◆ WHAT IS ASKED: Copy out the listing that follows, exactly, without its pictures.

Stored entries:
----
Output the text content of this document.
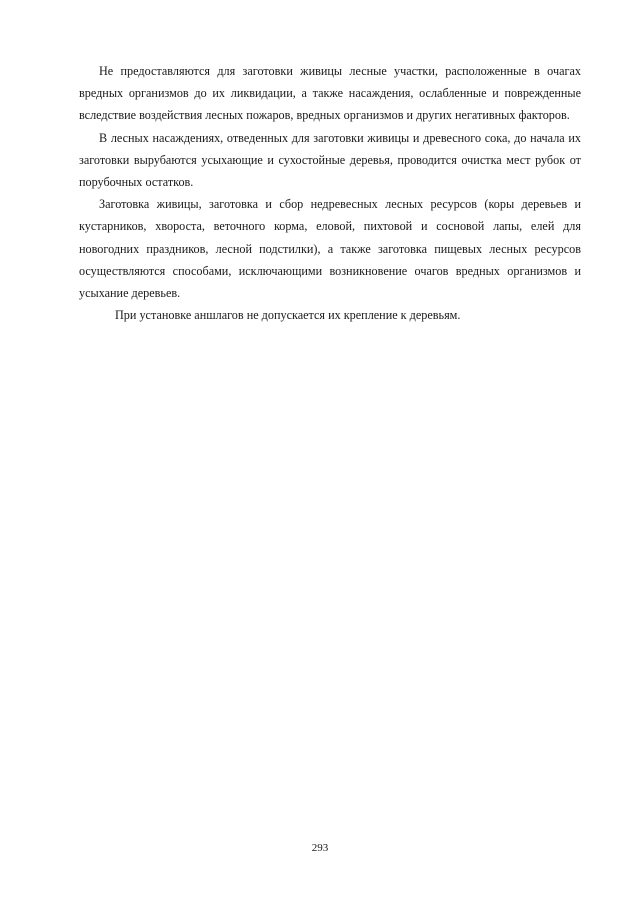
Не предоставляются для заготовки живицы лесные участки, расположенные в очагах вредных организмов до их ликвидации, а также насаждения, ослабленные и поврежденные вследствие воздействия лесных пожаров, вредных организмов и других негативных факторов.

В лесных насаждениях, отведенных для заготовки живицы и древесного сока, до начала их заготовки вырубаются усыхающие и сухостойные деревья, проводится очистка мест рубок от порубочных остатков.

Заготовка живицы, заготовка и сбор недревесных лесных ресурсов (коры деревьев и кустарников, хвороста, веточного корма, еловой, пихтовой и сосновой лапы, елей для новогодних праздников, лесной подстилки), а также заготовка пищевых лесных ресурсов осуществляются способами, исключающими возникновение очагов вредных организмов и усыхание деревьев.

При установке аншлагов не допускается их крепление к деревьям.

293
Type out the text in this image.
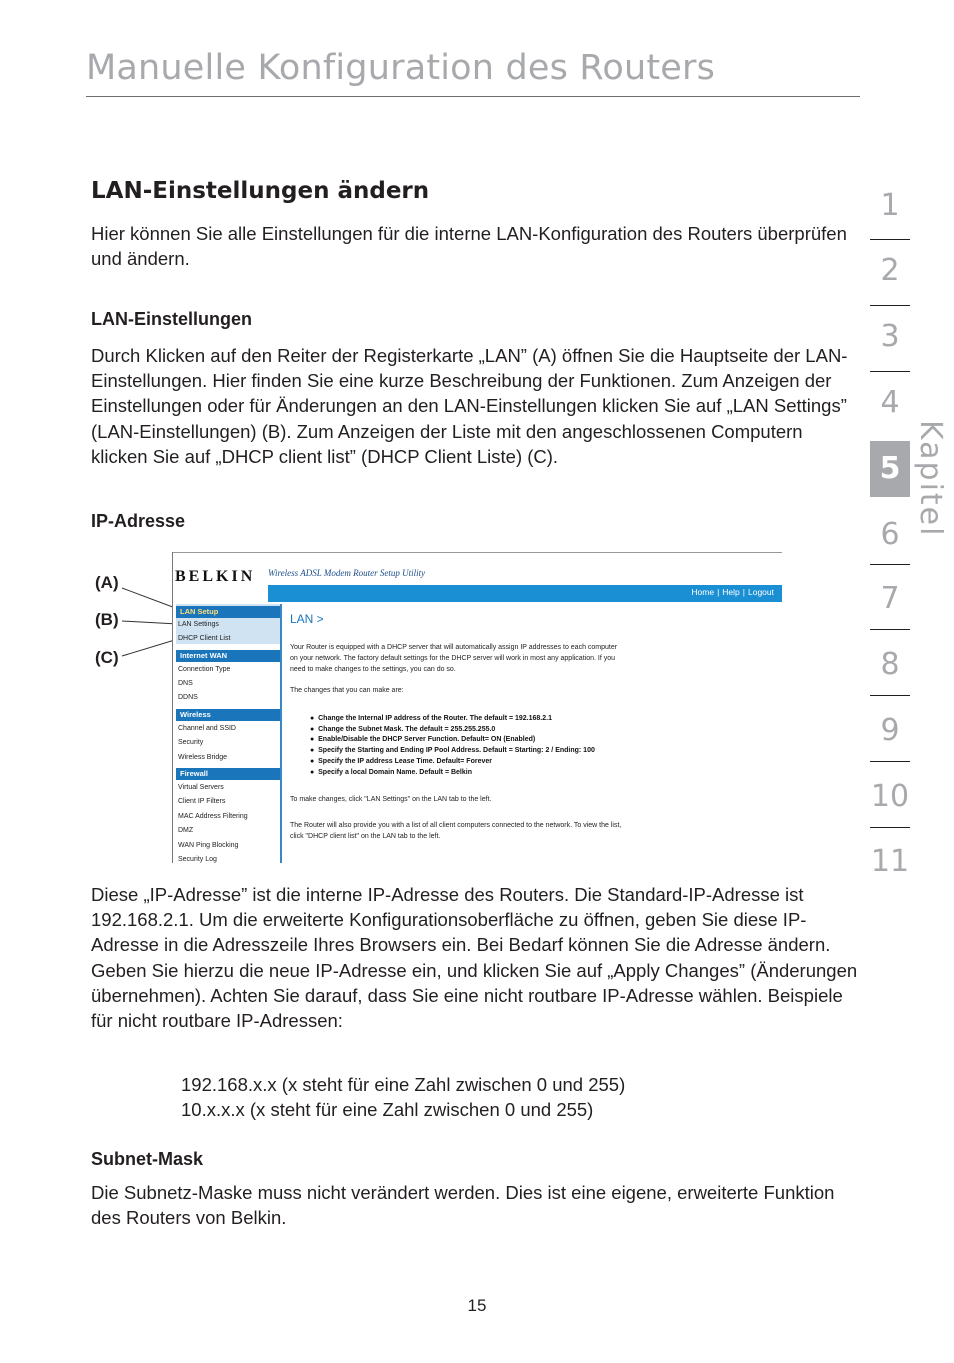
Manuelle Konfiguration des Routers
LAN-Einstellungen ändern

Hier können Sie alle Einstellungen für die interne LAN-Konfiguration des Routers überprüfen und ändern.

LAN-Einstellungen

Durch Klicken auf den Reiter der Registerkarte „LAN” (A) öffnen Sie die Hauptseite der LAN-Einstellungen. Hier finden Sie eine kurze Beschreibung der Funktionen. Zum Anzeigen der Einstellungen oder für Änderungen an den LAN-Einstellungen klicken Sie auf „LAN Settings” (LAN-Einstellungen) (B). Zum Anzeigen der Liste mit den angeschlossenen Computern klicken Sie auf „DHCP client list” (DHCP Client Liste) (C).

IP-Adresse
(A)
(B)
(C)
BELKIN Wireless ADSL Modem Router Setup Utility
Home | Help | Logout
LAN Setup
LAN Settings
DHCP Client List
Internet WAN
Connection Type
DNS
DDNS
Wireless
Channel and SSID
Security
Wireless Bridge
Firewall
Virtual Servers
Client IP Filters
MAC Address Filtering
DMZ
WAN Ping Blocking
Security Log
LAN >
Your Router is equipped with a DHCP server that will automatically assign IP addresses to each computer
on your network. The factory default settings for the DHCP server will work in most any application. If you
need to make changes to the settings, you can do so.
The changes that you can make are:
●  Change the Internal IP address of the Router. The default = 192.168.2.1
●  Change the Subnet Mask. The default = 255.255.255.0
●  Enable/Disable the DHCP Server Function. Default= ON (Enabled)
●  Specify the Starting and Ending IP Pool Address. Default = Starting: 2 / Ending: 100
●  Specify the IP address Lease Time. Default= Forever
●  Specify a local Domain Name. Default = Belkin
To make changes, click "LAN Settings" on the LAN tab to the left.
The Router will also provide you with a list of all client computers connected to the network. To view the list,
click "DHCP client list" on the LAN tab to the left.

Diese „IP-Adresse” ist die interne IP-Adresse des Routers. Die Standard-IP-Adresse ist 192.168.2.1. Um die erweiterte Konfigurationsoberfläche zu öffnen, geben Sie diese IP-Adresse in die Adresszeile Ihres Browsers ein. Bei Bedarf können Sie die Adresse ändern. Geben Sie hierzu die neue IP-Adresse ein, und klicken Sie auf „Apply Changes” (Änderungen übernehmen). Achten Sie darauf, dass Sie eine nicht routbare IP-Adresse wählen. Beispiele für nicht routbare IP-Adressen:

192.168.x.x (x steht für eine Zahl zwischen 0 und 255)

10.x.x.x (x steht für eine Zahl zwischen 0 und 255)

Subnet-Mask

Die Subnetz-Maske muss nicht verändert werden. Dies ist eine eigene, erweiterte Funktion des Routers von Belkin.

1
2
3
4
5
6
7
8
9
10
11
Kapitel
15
----
◆ CORRECT ANSWER:
Output the text content of this document.
Не предоставляются для заготовки живицы лесные участки, расположенные в очагах вредных организмов до их ликвидации, а также насаждения, ослабленные и поврежденные вследствие воздействия лесных пожаров, вредных организмов и других негативных факторов.

В лесных насаждениях, отведенных для заготовки живицы и древесного сока, до начала их заготовки вырубаются усыхающие и сухостойные деревья, проводится очистка мест рубок от порубочных остатков.

Заготовка живицы, заготовка и сбор недревесных лесных ресурсов (коры деревьев и кустарников, хвороста, веточного корма, еловой, пихтовой и сосновой лапы, елей для новогодних праздников, лесной подстилки), а также заготовка пищевых лесных ресурсов осуществляются способами, исключающими возникновение очагов вредных организмов и усыхание деревьев.

При установке аншлагов не допускается их крепление к деревьям.

293
Type out the text in this image.
Manuelle Konfiguration des Routers
LAN-Einstellungen ändern

Hier können Sie alle Einstellungen für die interne LAN-Konfiguration des Routers überprüfen und ändern.

LAN-Einstellungen

Durch Klicken auf den Reiter der Registerkarte „LAN” (A) öffnen Sie die Hauptseite der LAN-Einstellungen. Hier finden Sie eine kurze Beschreibung der Funktionen. Zum Anzeigen der Einstellungen oder für Änderungen an den LAN-Einstellungen klicken Sie auf „LAN Settings” (LAN-Einstellungen) (B). Zum Anzeigen der Liste mit den angeschlossenen Computern klicken Sie auf „DHCP client list” (DHCP Client Liste) (C).

IP-Adresse
(A)
(B)
(C)
BELKIN Wireless ADSL Modem Router Setup Utility
Home | Help | Logout
LAN Setup
LAN Settings
DHCP Client List
Internet WAN
Connection Type
DNS
DDNS
Wireless
Channel and SSID
Security
Wireless Bridge
Firewall
Virtual Servers
Client IP Filters
MAC Address Filtering
DMZ
WAN Ping Blocking
Security Log
LAN >
Your Router is equipped with a DHCP server that will automatically assign IP addresses to each computer
on your network. The factory default settings for the DHCP server will work in most any application. If you
need to make changes to the settings, you can do so.
The changes that you can make are:
●  Change the Internal IP address of the Router. The default = 192.168.2.1
●  Change the Subnet Mask. The default = 255.255.255.0
●  Enable/Disable the DHCP Server Function. Default= ON (Enabled)
●  Specify the Starting and Ending IP Pool Address. Default = Starting: 2 / Ending: 100
●  Specify the IP address Lease Time. Default= Forever
●  Specify a local Domain Name. Default = Belkin
To make changes, click "LAN Settings" on the LAN tab to the left.
The Router will also provide you with a list of all client computers connected to the network. To view the list,
click "DHCP client list" on the LAN tab to the left.

Diese „IP-Adresse” ist die interne IP-Adresse des Routers. Die Standard-IP-Adresse ist 192.168.2.1. Um die erweiterte Konfigurationsoberfläche zu öffnen, geben Sie diese IP-Adresse in die Adresszeile Ihres Browsers ein. Bei Bedarf können Sie die Adresse ändern. Geben Sie hierzu die neue IP-Adresse ein, und klicken Sie auf „Apply Changes” (Änderungen übernehmen). Achten Sie darauf, dass Sie eine nicht routbare IP-Adresse wählen. Beispiele für nicht routbare IP-Adressen:

192.168.x.x (x steht für eine Zahl zwischen 0 und 255)

10.x.x.x (x steht für eine Zahl zwischen 0 und 255)

Subnet-Mask

Die Subnetz-Maske muss nicht verändert werden. Dies ist eine eigene, erweiterte Funktion des Routers von Belkin.

1
2
3
4
5
6
7
8
9
10
11
Kapitel
15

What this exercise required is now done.